Arrange each line of the listing below as a Markdown table with two columns, Row and Line. Number the rows in order and omit any blank lines.

--- start of Supplied information ---

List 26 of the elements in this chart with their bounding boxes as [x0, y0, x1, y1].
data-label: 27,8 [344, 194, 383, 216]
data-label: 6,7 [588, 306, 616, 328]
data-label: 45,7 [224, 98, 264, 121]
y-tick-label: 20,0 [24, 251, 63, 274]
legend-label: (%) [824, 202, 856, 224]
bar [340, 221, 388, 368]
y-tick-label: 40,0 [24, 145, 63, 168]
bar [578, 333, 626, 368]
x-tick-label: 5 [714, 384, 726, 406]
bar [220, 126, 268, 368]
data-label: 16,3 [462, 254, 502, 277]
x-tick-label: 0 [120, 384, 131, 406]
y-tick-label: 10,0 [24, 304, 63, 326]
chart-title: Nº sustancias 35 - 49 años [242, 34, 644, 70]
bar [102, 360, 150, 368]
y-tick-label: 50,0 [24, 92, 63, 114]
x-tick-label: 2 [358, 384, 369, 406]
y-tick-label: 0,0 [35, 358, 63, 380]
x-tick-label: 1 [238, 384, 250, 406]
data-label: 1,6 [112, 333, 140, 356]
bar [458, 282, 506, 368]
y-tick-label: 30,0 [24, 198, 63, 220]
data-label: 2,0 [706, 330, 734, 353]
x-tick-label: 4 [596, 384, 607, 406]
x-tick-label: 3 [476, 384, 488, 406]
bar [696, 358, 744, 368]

--- end of Supplied information ---

§ Solved exercise:
| Row | Line |
|---|---|
| 1 | List 26 of the elements in this chart with their bounding boxes as [x0, y0, x1, y1]. |
| 2 | data-label: 27,8 [344, 194, 383, 216] |
| 3 | data-label: 6,7 [588, 306, 616, 328] |
| 4 | data-label: 45,7 [224, 98, 264, 121] |
| 5 | y-tick-label: 20,0 [24, 251, 63, 274] |
| 6 | legend-label: (%) [824, 202, 856, 224] |
| 7 | bar [340, 221, 388, 368] |
| 8 | y-tick-label: 40,0 [24, 145, 63, 168] |
| 9 | bar [578, 333, 626, 368] |
| 10 | x-tick-label: 5 [714, 384, 726, 406] |
| 11 | bar [220, 126, 268, 368] |
| 12 | data-label: 16,3 [462, 254, 502, 277] |
| 13 | x-tick-label: 0 [120, 384, 131, 406] |
| 14 | y-tick-label: 10,0 [24, 304, 63, 326] |
| 15 | chart-title: Nº sustancias 35 - 49 años [242, 34, 644, 70] |
| 16 | bar [102, 360, 150, 368] |
| 17 | y-tick-label: 50,0 [24, 92, 63, 114] |
| 18 | x-tick-label: 2 [358, 384, 369, 406] |
| 19 | y-tick-label: 0,0 [35, 358, 63, 380] |
| 20 | x-tick-label: 1 [238, 384, 250, 406] |
| 21 | data-label: 1,6 [112, 333, 140, 356] |
| 22 | bar [458, 282, 506, 368] |
| 23 | y-tick-label: 30,0 [24, 198, 63, 220] |
| 24 | data-label: 2,0 [706, 330, 734, 353] |
| 25 | x-tick-label: 4 [596, 384, 607, 406] |
| 26 | x-tick-label: 3 [476, 384, 488, 406] |
| 27 | bar [696, 358, 744, 368] |